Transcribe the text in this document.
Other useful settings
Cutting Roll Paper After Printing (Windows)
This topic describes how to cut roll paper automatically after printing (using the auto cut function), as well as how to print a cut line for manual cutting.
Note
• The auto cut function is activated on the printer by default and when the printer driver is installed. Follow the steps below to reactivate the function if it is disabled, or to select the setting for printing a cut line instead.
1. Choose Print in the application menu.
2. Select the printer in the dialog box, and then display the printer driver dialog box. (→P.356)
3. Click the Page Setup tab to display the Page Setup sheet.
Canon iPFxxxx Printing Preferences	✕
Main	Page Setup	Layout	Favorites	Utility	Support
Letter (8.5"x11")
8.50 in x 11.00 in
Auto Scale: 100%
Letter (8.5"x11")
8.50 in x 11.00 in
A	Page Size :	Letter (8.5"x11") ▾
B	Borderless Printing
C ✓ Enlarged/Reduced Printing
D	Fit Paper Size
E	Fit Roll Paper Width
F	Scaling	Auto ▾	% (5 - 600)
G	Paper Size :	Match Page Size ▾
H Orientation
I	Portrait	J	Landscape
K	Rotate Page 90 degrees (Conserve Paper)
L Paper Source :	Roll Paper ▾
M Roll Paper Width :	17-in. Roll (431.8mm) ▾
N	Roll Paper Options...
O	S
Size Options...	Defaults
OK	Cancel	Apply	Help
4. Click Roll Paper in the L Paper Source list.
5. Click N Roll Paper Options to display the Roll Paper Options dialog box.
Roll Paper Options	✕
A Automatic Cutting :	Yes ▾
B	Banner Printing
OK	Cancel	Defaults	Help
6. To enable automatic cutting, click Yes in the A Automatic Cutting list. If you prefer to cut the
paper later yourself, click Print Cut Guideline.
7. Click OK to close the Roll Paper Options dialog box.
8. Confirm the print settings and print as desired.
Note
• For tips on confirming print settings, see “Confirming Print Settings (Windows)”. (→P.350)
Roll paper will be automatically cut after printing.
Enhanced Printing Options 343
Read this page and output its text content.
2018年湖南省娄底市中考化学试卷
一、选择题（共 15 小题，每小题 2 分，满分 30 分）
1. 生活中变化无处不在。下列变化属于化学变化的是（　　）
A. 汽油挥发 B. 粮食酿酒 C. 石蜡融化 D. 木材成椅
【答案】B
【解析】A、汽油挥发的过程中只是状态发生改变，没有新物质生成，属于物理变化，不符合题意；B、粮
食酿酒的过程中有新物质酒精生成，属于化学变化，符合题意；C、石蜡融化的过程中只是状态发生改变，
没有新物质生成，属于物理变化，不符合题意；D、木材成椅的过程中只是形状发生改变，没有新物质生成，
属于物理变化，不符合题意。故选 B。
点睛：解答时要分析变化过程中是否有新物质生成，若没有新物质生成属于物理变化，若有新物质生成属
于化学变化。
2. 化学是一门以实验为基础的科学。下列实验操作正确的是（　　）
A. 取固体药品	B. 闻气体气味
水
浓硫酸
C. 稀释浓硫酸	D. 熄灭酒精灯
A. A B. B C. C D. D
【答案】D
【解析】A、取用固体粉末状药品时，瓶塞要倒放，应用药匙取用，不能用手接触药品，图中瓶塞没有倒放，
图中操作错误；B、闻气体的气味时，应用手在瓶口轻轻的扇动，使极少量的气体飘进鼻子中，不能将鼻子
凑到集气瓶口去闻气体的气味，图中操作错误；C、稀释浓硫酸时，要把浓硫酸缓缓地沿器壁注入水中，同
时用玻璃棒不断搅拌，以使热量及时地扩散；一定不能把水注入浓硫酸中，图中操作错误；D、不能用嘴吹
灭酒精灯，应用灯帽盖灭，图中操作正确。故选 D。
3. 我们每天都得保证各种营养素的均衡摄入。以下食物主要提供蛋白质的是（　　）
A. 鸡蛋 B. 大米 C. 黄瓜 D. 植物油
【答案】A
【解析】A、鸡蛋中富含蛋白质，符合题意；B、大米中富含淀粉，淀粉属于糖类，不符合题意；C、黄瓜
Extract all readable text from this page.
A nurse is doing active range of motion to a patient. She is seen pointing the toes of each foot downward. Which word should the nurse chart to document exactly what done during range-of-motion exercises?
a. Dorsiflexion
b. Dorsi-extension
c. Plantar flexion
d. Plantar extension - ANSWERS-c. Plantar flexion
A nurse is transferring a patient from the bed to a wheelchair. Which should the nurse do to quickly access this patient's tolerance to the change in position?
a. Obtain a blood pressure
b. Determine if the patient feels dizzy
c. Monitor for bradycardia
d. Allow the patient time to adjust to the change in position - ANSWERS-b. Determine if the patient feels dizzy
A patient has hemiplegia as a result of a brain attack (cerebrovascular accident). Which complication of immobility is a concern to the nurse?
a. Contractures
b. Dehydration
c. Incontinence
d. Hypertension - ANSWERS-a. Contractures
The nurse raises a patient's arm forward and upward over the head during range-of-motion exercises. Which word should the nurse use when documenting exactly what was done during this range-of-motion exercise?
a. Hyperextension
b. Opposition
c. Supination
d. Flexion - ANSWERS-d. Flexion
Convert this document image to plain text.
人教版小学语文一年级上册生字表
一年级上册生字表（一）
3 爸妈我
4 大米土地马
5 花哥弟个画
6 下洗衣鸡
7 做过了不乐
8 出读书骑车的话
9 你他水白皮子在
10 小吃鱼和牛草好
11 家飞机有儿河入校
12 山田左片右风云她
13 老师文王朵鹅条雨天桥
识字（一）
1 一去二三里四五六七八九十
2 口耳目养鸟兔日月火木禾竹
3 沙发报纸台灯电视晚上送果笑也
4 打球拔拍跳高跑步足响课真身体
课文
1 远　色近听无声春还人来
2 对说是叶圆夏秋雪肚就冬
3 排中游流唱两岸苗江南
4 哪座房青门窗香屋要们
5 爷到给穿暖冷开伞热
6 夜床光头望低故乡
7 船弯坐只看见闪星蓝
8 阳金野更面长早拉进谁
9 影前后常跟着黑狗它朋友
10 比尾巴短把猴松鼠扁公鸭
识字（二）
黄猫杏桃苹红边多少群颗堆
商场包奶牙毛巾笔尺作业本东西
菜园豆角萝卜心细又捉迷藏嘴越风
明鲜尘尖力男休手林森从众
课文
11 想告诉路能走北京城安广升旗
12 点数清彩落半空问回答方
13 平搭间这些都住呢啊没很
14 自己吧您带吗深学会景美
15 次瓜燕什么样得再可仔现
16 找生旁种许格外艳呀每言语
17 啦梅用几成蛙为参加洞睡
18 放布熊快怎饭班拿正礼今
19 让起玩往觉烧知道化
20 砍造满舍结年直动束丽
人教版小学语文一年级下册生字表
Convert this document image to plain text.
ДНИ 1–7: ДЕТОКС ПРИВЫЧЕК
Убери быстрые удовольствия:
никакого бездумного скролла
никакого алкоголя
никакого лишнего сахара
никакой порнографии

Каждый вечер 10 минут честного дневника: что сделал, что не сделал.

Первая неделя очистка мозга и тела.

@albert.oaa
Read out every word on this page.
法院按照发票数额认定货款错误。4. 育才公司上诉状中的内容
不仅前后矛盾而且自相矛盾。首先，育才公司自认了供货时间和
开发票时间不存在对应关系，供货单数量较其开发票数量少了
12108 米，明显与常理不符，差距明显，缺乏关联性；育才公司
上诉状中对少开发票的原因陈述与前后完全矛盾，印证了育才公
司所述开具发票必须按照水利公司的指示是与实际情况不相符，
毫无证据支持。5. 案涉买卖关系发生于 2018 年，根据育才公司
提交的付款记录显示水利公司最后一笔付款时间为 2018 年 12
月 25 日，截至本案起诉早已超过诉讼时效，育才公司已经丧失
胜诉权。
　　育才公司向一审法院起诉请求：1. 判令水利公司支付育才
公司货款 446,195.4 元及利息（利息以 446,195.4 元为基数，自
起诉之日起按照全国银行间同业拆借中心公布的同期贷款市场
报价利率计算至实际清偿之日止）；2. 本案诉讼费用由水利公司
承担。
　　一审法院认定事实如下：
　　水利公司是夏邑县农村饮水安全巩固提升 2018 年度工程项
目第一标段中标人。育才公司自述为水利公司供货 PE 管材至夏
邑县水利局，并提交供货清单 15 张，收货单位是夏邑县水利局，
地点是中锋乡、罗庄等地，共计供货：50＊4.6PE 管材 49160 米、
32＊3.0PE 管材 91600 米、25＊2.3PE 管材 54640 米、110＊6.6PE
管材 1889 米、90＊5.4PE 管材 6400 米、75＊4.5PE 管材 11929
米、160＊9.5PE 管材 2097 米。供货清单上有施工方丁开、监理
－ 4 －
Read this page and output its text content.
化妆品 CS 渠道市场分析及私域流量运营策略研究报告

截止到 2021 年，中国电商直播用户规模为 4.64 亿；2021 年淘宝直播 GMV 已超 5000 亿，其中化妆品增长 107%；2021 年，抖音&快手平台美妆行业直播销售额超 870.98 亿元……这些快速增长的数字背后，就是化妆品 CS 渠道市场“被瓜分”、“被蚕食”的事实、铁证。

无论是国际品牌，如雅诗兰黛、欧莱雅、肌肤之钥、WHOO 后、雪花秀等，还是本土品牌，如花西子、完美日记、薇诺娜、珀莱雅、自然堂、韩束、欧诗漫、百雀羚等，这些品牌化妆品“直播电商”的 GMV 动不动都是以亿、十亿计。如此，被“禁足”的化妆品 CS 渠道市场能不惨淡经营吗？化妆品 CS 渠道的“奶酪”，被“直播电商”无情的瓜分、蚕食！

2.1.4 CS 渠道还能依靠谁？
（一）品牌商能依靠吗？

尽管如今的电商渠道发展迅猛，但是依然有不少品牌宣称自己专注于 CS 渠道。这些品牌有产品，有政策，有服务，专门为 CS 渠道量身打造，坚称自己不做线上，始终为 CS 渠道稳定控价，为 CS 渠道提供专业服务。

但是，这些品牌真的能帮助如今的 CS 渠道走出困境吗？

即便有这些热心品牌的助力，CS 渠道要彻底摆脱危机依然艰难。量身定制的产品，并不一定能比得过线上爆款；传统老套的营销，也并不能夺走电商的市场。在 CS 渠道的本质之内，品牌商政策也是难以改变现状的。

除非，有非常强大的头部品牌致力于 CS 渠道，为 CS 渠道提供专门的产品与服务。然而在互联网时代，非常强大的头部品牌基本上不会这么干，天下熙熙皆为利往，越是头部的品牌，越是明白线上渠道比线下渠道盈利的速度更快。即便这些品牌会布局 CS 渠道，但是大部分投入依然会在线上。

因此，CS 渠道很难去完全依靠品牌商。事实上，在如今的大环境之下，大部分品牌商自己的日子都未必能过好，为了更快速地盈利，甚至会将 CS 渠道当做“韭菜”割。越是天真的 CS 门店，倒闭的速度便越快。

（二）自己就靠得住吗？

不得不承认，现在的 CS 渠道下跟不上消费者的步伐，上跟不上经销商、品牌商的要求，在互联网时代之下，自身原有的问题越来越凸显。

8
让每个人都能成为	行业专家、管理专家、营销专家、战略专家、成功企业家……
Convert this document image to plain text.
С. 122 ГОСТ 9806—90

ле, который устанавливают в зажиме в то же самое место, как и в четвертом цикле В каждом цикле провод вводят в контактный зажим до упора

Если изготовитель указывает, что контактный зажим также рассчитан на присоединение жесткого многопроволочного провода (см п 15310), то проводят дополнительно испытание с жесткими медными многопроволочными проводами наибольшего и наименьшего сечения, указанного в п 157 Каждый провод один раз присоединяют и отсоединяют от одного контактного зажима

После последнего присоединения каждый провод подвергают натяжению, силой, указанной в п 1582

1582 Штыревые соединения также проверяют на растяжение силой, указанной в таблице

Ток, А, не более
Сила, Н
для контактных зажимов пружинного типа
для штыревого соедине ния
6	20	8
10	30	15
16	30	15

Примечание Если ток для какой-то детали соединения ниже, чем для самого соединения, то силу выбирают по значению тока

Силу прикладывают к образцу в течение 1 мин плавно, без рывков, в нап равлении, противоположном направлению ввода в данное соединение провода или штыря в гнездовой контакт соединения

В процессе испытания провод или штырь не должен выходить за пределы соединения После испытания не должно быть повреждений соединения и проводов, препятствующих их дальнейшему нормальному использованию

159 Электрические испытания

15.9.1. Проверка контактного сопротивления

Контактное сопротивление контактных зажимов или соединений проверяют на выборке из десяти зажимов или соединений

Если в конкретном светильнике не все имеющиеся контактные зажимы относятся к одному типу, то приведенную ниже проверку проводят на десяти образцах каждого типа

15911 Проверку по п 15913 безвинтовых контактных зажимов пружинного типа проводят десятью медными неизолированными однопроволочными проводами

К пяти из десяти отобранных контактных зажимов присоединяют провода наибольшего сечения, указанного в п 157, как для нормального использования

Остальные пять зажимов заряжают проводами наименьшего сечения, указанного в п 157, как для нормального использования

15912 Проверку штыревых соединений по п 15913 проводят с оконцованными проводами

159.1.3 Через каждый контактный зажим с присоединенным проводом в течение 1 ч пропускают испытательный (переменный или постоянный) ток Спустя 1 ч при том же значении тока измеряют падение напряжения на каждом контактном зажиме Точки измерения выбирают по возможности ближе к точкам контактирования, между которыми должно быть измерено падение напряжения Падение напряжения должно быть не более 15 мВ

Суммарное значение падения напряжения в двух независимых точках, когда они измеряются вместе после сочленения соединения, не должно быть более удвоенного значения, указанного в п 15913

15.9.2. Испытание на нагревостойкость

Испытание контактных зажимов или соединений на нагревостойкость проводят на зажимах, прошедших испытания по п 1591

================

Find the lines above holding the word "should" and show them.

**Answer to this problem**
A nurse is doing active range of motion to a patient. She is seen pointing the toes of each foot downward. Which word should the nurse chart to document exactly what done during range-of-motion exercises?
A nurse is transferring a patient from the bed to a wheelchair. Which should the nurse do to quickly access this patient's tolerance to the change in position?
The nurse raises a patient's arm forward and upward over the head during range-of-motion exercises. Which word should the nurse use when documenting exactly what was done during this range-of-motion exercise?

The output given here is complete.